::: Entries shown

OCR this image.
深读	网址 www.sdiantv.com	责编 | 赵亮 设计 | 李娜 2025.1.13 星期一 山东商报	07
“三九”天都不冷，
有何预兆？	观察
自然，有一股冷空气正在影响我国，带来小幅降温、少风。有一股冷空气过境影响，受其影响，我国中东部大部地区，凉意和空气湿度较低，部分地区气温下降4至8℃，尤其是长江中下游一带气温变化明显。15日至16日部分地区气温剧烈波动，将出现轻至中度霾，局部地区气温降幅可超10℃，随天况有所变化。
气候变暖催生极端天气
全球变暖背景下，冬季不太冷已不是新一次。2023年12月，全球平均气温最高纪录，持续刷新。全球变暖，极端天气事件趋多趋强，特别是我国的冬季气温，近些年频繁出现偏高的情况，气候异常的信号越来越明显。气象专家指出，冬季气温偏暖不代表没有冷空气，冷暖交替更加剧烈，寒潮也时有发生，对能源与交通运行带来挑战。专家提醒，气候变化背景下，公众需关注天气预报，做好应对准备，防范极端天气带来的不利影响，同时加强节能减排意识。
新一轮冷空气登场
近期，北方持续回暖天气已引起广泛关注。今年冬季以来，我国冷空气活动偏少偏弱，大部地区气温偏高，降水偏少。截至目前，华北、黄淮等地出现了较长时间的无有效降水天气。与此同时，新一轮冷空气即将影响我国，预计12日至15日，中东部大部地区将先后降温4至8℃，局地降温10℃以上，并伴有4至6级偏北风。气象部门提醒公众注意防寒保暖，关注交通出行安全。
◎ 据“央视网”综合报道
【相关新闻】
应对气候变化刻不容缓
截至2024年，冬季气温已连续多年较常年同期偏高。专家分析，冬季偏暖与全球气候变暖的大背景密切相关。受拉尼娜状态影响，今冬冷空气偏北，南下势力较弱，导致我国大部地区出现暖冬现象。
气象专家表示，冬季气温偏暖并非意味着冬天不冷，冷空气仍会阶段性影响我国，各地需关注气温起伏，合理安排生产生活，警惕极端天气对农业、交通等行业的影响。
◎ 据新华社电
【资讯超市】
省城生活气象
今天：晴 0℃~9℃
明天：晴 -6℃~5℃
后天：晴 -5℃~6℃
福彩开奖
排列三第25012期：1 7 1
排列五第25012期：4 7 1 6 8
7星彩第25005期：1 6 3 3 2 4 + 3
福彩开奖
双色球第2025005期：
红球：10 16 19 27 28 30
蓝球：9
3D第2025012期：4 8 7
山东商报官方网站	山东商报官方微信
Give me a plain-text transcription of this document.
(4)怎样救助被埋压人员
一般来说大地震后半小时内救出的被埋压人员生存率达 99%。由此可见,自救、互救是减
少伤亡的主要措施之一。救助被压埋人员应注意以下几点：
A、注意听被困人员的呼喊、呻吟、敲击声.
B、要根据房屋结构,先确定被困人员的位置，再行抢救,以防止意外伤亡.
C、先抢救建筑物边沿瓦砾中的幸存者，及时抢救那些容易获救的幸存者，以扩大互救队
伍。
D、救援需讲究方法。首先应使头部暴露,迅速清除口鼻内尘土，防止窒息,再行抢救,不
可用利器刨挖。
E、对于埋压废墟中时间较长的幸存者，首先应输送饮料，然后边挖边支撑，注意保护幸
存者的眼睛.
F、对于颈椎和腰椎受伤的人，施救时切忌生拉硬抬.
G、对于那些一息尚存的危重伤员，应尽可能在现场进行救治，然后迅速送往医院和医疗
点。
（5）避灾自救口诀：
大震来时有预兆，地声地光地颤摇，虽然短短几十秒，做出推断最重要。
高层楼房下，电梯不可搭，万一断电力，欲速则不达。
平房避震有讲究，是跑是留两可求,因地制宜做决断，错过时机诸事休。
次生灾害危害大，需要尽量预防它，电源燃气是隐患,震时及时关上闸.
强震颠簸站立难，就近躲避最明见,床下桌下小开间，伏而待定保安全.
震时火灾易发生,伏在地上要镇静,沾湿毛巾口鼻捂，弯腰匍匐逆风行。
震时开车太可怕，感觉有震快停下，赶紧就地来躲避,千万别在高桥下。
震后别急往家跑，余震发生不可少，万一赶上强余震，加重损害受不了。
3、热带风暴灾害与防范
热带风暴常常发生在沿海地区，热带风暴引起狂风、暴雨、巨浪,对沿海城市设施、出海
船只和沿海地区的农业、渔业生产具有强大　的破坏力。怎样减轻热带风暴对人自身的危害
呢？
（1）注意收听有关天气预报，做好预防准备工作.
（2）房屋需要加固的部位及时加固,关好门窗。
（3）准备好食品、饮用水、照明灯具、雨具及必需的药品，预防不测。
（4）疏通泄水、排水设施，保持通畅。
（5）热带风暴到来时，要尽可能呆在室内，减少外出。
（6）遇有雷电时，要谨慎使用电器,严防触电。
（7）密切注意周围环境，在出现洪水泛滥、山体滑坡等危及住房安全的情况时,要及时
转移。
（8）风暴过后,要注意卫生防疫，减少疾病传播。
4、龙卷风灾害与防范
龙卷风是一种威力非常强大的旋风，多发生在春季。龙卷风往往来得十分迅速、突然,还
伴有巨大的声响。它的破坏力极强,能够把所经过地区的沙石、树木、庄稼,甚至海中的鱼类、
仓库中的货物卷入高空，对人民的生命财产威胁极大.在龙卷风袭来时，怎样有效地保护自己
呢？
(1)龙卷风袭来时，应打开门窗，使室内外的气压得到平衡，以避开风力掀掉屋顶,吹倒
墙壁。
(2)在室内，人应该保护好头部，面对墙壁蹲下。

::::::

_Challenge_
Produce a verbatim transcription of the entries above.

_Solved exercise_
OCR this image.
深读	网址 www.sdiantv.com	责编 | 赵亮 设计 | 李娜 2025.1.13 星期一 山东商报	07
“三九”天都不冷，
有何预兆？	观察
自然，有一股冷空气正在影响我国，带来小幅降温、少风。有一股冷空气过境影响，受其影响，我国中东部大部地区，凉意和空气湿度较低，部分地区气温下降4至8℃，尤其是长江中下游一带气温变化明显。15日至16日部分地区气温剧烈波动，将出现轻至中度霾，局部地区气温降幅可超10℃，随天况有所变化。
气候变暖催生极端天气
全球变暖背景下，冬季不太冷已不是新一次。2023年12月，全球平均气温最高纪录，持续刷新。全球变暖，极端天气事件趋多趋强，特别是我国的冬季气温，近些年频繁出现偏高的情况，气候异常的信号越来越明显。气象专家指出，冬季气温偏暖不代表没有冷空气，冷暖交替更加剧烈，寒潮也时有发生，对能源与交通运行带来挑战。专家提醒，气候变化背景下，公众需关注天气预报，做好应对准备，防范极端天气带来的不利影响，同时加强节能减排意识。
新一轮冷空气登场
近期，北方持续回暖天气已引起广泛关注。今年冬季以来，我国冷空气活动偏少偏弱，大部地区气温偏高，降水偏少。截至目前，华北、黄淮等地出现了较长时间的无有效降水天气。与此同时，新一轮冷空气即将影响我国，预计12日至15日，中东部大部地区将先后降温4至8℃，局地降温10℃以上，并伴有4至6级偏北风。气象部门提醒公众注意防寒保暖，关注交通出行安全。
◎ 据“央视网”综合报道
【相关新闻】
应对气候变化刻不容缓
截至2024年，冬季气温已连续多年较常年同期偏高。专家分析，冬季偏暖与全球气候变暖的大背景密切相关。受拉尼娜状态影响，今冬冷空气偏北，南下势力较弱，导致我国大部地区出现暖冬现象。
气象专家表示，冬季气温偏暖并非意味着冬天不冷，冷空气仍会阶段性影响我国，各地需关注气温起伏，合理安排生产生活，警惕极端天气对农业、交通等行业的影响。
◎ 据新华社电
【资讯超市】
省城生活气象
今天：晴 0℃~9℃
明天：晴 -6℃~5℃
后天：晴 -5℃~6℃
福彩开奖
排列三第25012期：1 7 1
排列五第25012期：4 7 1 6 8
7星彩第25005期：1 6 3 3 2 4 + 3
福彩开奖
双色球第2025005期：
红球：10 16 19 27 28 30
蓝球：9
3D第2025012期：4 8 7
山东商报官方网站	山东商报官方微信
Give me a plain-text transcription of this document.
(4)怎样救助被埋压人员
一般来说大地震后半小时内救出的被埋压人员生存率达 99%。由此可见,自救、互救是减
少伤亡的主要措施之一。救助被压埋人员应注意以下几点：
A、注意听被困人员的呼喊、呻吟、敲击声.
B、要根据房屋结构,先确定被困人员的位置，再行抢救,以防止意外伤亡.
C、先抢救建筑物边沿瓦砾中的幸存者，及时抢救那些容易获救的幸存者，以扩大互救队
伍。
D、救援需讲究方法。首先应使头部暴露,迅速清除口鼻内尘土，防止窒息,再行抢救,不
可用利器刨挖。
E、对于埋压废墟中时间较长的幸存者，首先应输送饮料，然后边挖边支撑，注意保护幸
存者的眼睛.
F、对于颈椎和腰椎受伤的人，施救时切忌生拉硬抬.
G、对于那些一息尚存的危重伤员，应尽可能在现场进行救治，然后迅速送往医院和医疗
点。
（5）避灾自救口诀：
大震来时有预兆，地声地光地颤摇，虽然短短几十秒，做出推断最重要。
高层楼房下，电梯不可搭，万一断电力，欲速则不达。
平房避震有讲究，是跑是留两可求,因地制宜做决断，错过时机诸事休。
次生灾害危害大，需要尽量预防它，电源燃气是隐患,震时及时关上闸.
强震颠簸站立难，就近躲避最明见,床下桌下小开间，伏而待定保安全.
震时火灾易发生,伏在地上要镇静,沾湿毛巾口鼻捂，弯腰匍匐逆风行。
震时开车太可怕，感觉有震快停下，赶紧就地来躲避,千万别在高桥下。
震后别急往家跑，余震发生不可少，万一赶上强余震，加重损害受不了。
3、热带风暴灾害与防范
热带风暴常常发生在沿海地区，热带风暴引起狂风、暴雨、巨浪,对沿海城市设施、出海
船只和沿海地区的农业、渔业生产具有强大　的破坏力。怎样减轻热带风暴对人自身的危害
呢？
（1）注意收听有关天气预报，做好预防准备工作.
（2）房屋需要加固的部位及时加固,关好门窗。
（3）准备好食品、饮用水、照明灯具、雨具及必需的药品，预防不测。
（4）疏通泄水、排水设施，保持通畅。
（5）热带风暴到来时，要尽可能呆在室内，减少外出。
（6）遇有雷电时，要谨慎使用电器,严防触电。
（7）密切注意周围环境，在出现洪水泛滥、山体滑坡等危及住房安全的情况时,要及时
转移。
（8）风暴过后,要注意卫生防疫，减少疾病传播。
4、龙卷风灾害与防范
龙卷风是一种威力非常强大的旋风，多发生在春季。龙卷风往往来得十分迅速、突然,还
伴有巨大的声响。它的破坏力极强,能够把所经过地区的沙石、树木、庄稼,甚至海中的鱼类、
仓库中的货物卷入高空，对人民的生命财产威胁极大.在龙卷风袭来时，怎样有效地保护自己
呢？
(1)龙卷风袭来时，应打开门窗，使室内外的气压得到平衡，以避开风力掀掉屋顶,吹倒
墙壁。
(2)在室内，人应该保护好头部，面对墙壁蹲下。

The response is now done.